→ **EXERCISE AIM**
Where the data below has the string "BETWEEN", return the whole line.

→ **RECORDS SHOWN**
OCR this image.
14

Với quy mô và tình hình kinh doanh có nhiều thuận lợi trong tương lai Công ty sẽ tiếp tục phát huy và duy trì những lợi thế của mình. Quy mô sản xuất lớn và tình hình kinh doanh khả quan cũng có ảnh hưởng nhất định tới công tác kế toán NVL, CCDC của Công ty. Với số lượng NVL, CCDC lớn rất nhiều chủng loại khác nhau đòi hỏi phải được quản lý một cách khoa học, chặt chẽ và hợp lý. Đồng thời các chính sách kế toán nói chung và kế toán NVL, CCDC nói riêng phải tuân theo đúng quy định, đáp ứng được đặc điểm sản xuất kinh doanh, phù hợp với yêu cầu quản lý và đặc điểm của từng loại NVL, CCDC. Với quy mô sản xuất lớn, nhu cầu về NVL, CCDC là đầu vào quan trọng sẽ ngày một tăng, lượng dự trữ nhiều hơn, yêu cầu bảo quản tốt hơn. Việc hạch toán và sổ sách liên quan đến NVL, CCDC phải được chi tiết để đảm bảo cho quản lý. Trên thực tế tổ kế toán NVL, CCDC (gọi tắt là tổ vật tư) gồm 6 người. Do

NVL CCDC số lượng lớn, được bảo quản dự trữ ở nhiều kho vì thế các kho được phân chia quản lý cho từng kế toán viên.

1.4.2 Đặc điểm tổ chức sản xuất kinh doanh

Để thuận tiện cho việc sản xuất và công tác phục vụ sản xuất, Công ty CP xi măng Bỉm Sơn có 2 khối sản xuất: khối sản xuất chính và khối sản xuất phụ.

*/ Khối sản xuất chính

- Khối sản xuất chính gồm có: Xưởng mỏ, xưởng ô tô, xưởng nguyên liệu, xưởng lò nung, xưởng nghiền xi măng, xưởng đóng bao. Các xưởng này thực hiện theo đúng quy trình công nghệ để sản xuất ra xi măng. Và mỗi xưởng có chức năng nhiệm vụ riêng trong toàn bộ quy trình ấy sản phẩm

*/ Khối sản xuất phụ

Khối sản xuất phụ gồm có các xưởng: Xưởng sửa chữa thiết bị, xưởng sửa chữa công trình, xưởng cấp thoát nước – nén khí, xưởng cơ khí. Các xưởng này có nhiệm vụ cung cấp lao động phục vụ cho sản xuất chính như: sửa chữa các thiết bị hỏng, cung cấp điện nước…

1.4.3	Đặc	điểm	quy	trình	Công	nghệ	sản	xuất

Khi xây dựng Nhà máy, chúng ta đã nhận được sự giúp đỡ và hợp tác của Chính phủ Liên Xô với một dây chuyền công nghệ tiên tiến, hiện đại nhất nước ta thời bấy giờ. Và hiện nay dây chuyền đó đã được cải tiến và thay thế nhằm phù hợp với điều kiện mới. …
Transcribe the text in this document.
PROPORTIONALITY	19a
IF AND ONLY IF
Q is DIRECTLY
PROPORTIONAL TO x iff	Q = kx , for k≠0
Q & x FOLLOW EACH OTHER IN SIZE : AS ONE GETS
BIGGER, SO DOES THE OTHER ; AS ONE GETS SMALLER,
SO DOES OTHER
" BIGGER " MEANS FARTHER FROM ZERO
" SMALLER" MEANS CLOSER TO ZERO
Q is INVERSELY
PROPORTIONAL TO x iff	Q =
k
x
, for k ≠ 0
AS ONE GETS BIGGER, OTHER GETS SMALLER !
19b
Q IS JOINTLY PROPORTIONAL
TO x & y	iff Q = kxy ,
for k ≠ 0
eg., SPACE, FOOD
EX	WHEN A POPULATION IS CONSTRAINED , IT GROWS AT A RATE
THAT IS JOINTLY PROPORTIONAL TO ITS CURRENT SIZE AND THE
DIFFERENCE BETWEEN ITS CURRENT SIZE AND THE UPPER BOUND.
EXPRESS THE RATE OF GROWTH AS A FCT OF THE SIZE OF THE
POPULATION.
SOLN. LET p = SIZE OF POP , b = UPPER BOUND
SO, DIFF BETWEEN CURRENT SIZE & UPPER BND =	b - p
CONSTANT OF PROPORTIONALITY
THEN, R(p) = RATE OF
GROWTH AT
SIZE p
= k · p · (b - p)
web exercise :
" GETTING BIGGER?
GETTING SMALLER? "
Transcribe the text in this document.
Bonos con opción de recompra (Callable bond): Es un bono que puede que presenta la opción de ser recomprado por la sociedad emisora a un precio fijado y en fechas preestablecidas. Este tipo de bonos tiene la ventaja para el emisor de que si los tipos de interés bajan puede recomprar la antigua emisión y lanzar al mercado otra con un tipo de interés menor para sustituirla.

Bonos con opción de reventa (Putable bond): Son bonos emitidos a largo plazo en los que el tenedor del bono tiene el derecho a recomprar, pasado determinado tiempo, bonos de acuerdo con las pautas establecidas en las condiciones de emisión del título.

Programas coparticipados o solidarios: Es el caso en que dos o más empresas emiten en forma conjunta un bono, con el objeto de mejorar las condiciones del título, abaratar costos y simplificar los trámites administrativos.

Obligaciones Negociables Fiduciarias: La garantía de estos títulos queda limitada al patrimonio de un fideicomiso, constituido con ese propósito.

→ **WORKED ANSWER**
DIFFERENCE BETWEEN ITS CURRENT SIZE AND THE UPPER BOUND.
SO, DIFF BETWEEN CURRENT SIZE & UPPER BND =	b - p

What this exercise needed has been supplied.